**Given task**
Replace every "BEST PRICE" in the records below with "LOWEST FARE", and write out all of their lines again with nothing else changed and the pictures left out.

**Dataset extract**
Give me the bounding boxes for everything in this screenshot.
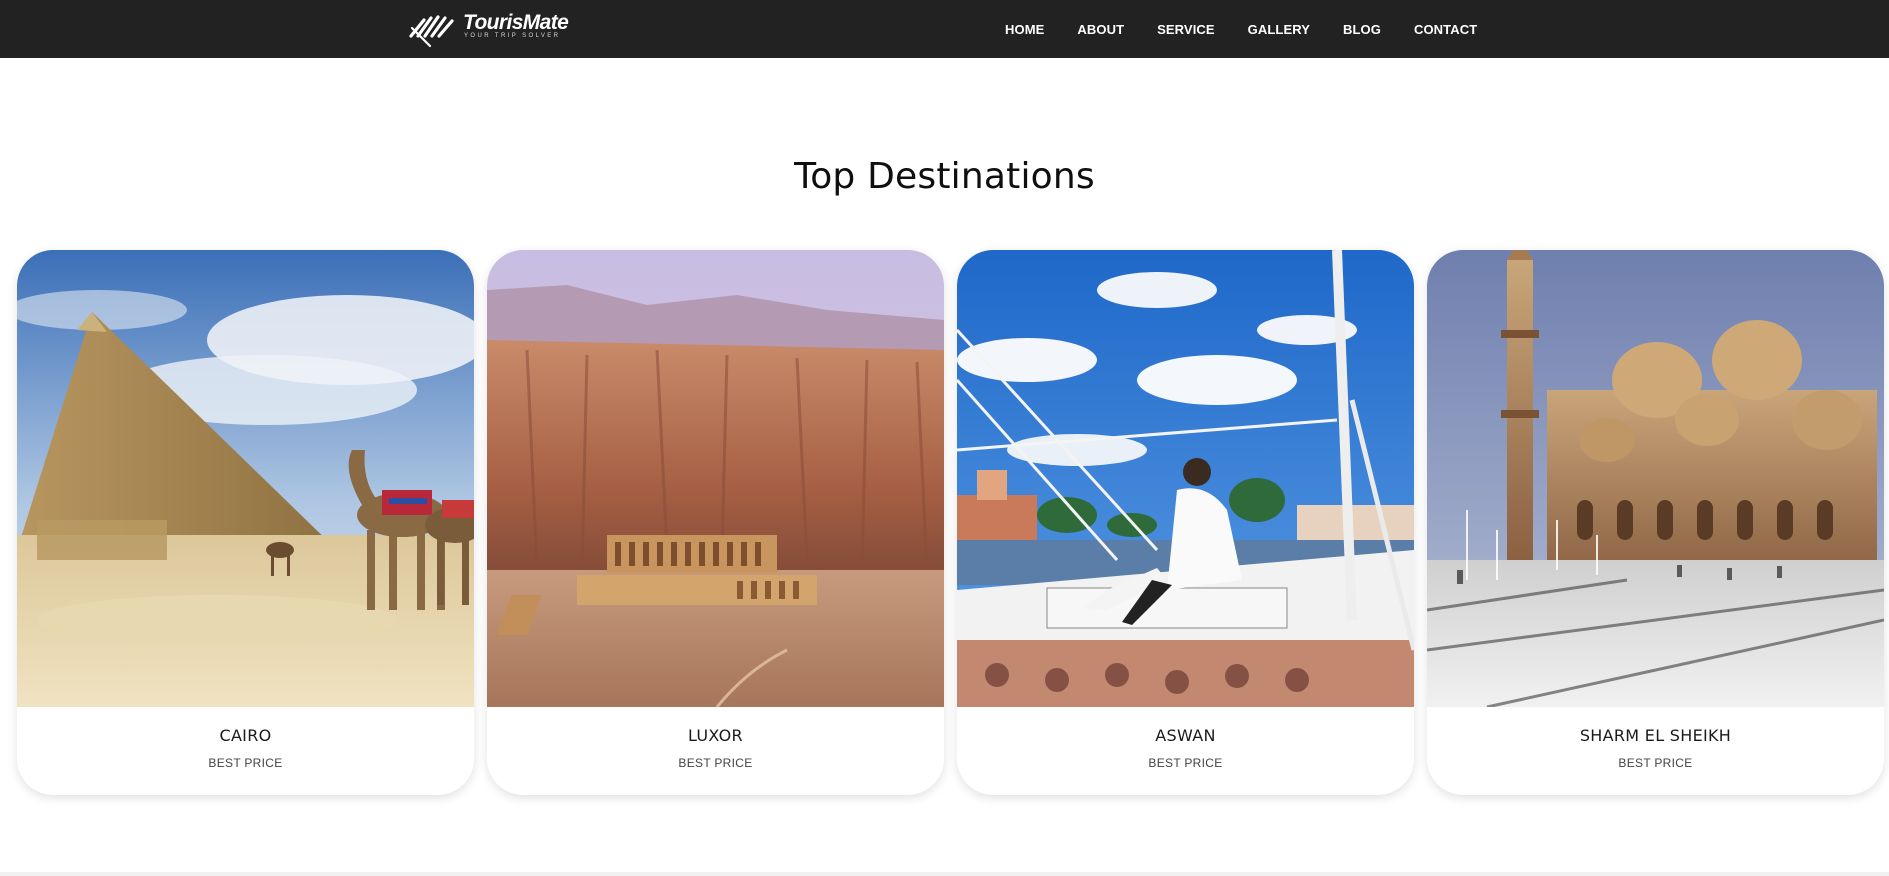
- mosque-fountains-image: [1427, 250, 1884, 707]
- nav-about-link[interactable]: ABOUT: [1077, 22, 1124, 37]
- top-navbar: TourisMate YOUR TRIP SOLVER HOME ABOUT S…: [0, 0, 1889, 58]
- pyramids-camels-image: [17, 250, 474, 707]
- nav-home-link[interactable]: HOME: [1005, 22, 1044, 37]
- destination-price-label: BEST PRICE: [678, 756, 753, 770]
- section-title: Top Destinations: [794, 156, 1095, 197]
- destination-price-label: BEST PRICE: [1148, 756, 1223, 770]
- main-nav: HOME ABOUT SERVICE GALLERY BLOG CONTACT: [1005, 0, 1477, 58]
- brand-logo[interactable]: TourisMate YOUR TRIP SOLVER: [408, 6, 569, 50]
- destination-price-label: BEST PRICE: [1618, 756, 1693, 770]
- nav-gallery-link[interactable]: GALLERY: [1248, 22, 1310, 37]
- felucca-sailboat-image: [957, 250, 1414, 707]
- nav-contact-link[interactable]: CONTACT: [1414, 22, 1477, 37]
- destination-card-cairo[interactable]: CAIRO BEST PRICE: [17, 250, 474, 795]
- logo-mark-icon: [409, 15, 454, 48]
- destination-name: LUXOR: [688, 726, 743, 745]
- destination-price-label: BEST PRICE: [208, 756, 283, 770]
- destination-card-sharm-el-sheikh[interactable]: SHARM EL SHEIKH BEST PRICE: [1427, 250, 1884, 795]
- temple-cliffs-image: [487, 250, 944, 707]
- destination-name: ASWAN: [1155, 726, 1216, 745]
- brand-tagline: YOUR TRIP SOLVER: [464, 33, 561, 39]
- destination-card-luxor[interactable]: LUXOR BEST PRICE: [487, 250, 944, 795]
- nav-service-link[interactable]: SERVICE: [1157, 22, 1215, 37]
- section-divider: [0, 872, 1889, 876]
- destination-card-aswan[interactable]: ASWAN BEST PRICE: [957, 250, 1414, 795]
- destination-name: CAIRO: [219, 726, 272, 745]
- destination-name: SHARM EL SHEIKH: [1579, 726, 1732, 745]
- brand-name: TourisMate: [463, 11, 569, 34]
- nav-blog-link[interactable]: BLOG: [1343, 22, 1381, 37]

**Written answer**
Give me the bounding boxes for everything in this screenshot.
- mosque-fountains-image: [1427, 250, 1884, 707]
- nav-about-link[interactable]: ABOUT: [1077, 22, 1124, 37]
- top-navbar: TourisMate YOUR TRIP SOLVER HOME ABOUT S…: [0, 0, 1889, 58]
- pyramids-camels-image: [17, 250, 474, 707]
- nav-home-link[interactable]: HOME: [1005, 22, 1044, 37]
- destination-price-label: LOWEST FARE: [678, 756, 753, 770]
- section-title: Top Destinations: [794, 156, 1095, 197]
- destination-price-label: LOWEST FARE: [1148, 756, 1223, 770]
- main-nav: HOME ABOUT SERVICE GALLERY BLOG CONTACT: [1005, 0, 1477, 58]
- brand-logo[interactable]: TourisMate YOUR TRIP SOLVER: [408, 6, 569, 50]
- destination-price-label: LOWEST FARE: [1618, 756, 1693, 770]
- nav-gallery-link[interactable]: GALLERY: [1248, 22, 1310, 37]
- felucca-sailboat-image: [957, 250, 1414, 707]
- nav-contact-link[interactable]: CONTACT: [1414, 22, 1477, 37]
- destination-card-cairo[interactable]: CAIRO LOWEST FARE: [17, 250, 474, 795]
- logo-mark-icon: [409, 15, 454, 48]
- destination-name: LUXOR: [688, 726, 743, 745]
- destination-price-label: LOWEST FARE: [208, 756, 283, 770]
- destination-card-sharm-el-sheikh[interactable]: SHARM EL SHEIKH LOWEST FARE: [1427, 250, 1884, 795]
- temple-cliffs-image: [487, 250, 944, 707]
- destination-name: ASWAN: [1155, 726, 1216, 745]
- brand-tagline: YOUR TRIP SOLVER: [464, 33, 561, 39]
- destination-card-luxor[interactable]: LUXOR LOWEST FARE: [487, 250, 944, 795]
- nav-service-link[interactable]: SERVICE: [1157, 22, 1215, 37]
- section-divider: [0, 872, 1889, 876]
- destination-card-aswan[interactable]: ASWAN LOWEST FARE: [957, 250, 1414, 795]
- destination-name: CAIRO: [219, 726, 272, 745]
- destination-name: SHARM EL SHEIKH: [1579, 726, 1732, 745]
- brand-name: TourisMate: [463, 11, 569, 34]
- nav-blog-link[interactable]: BLOG: [1343, 22, 1381, 37]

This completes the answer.